• DIRECTIVE
Drop every picture and give the entries back exactly.

=== EXTRACTED DATA ===

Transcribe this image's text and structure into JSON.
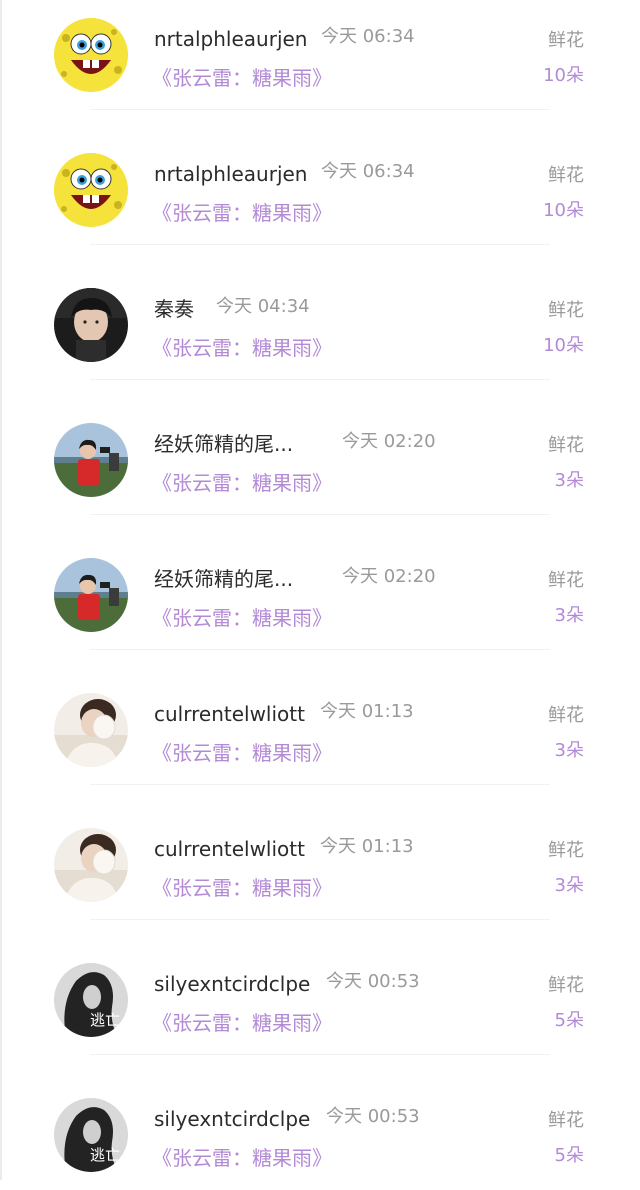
{
  "rows": [
    {
      "user": "nrtalphleaurjen",
      "time": "今天 06:34",
      "song": "《张云雷：糖果雨》",
      "gift": "鲜花",
      "count": "10朵",
      "avatar": "spongebob-avatar"
    },
    {
      "user": "nrtalphleaurjen",
      "time": "今天 06:34",
      "song": "《张云雷：糖果雨》",
      "gift": "鲜花",
      "count": "10朵",
      "avatar": "spongebob-avatar"
    },
    {
      "user": "秦奏",
      "time": "今天 04:34",
      "song": "《张云雷：糖果雨》",
      "gift": "鲜花",
      "count": "10朵",
      "avatar": "portrait-dark-avatar"
    },
    {
      "user": "经妖筛精的尾...",
      "time": "今天 02:20",
      "song": "《张云雷：糖果雨》",
      "gift": "鲜花",
      "count": "3朵",
      "avatar": "red-shirt-avatar"
    },
    {
      "user": "经妖筛精的尾...",
      "time": "今天 02:20",
      "song": "《张云雷：糖果雨》",
      "gift": "鲜花",
      "count": "3朵",
      "avatar": "red-shirt-avatar"
    },
    {
      "user": "culrrentelwliott",
      "time": "今天 01:13",
      "song": "《张云雷：糖果雨》",
      "gift": "鲜花",
      "count": "3朵",
      "avatar": "earmuff-avatar"
    },
    {
      "user": "culrrentelwliott",
      "time": "今天 01:13",
      "song": "《张云雷：糖果雨》",
      "gift": "鲜花",
      "count": "3朵",
      "avatar": "earmuff-avatar"
    },
    {
      "user": "silyexntcirdclpe",
      "time": "今天 00:53",
      "song": "《张云雷：糖果雨》",
      "gift": "鲜花",
      "count": "5朵",
      "avatar": "bw-hair-avatar"
    },
    {
      "user": "silyexntcirdclpe",
      "time": "今天 00:53",
      "song": "《张云雷：糖果雨》",
      "gift": "鲜花",
      "count": "5朵",
      "avatar": "bw-hair-avatar"
    }
  ],
  "avatar_glyph": "逃亡",
  "colors": {
    "accent": "#b38ad6",
    "name": "#2b2b2b",
    "muted": "#9a9a9a"
  }
}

===

• SOLUTION TO THE PROBLEM
Transcribe this image's text and structure into JSON.
{
  "rows": [
    {
      "user": "nrtalphleaurjen",
      "time": "今天 06:34",
      "song": "《张云雷：糖果雨》",
      "gift": "鲜花",
      "count": "10朵",
      "avatar": "spongebob-avatar"
    },
    {
      "user": "nrtalphleaurjen",
      "time": "今天 06:34",
      "song": "《张云雷：糖果雨》",
      "gift": "鲜花",
      "count": "10朵",
      "avatar": "spongebob-avatar"
    },
    {
      "user": "秦奏",
      "time": "今天 04:34",
      "song": "《张云雷：糖果雨》",
      "gift": "鲜花",
      "count": "10朵",
      "avatar": "portrait-dark-avatar"
    },
    {
      "user": "经妖筛精的尾...",
      "time": "今天 02:20",
      "song": "《张云雷：糖果雨》",
      "gift": "鲜花",
      "count": "3朵",
      "avatar": "red-shirt-avatar"
    },
    {
      "user": "经妖筛精的尾...",
      "time": "今天 02:20",
      "song": "《张云雷：糖果雨》",
      "gift": "鲜花",
      "count": "3朵",
      "avatar": "red-shirt-avatar"
    },
    {
      "user": "culrrentelwliott",
      "time": "今天 01:13",
      "song": "《张云雷：糖果雨》",
      "gift": "鲜花",
      "count": "3朵",
      "avatar": "earmuff-avatar"
    },
    {
      "user": "culrrentelwliott",
      "time": "今天 01:13",
      "song": "《张云雷：糖果雨》",
      "gift": "鲜花",
      "count": "3朵",
      "avatar": "earmuff-avatar"
    },
    {
      "user": "silyexntcirdclpe",
      "time": "今天 00:53",
      "song": "《张云雷：糖果雨》",
      "gift": "鲜花",
      "count": "5朵",
      "avatar": "bw-hair-avatar"
    },
    {
      "user": "silyexntcirdclpe",
      "time": "今天 00:53",
      "song": "《张云雷：糖果雨》",
      "gift": "鲜花",
      "count": "5朵",
      "avatar": "bw-hair-avatar"
    }
  ],
  "avatar_glyph": "逃亡",
  "colors": {
    "accent": "#b38ad6",
    "name": "#2b2b2b",
    "muted": "#9a9a9a"
  }
}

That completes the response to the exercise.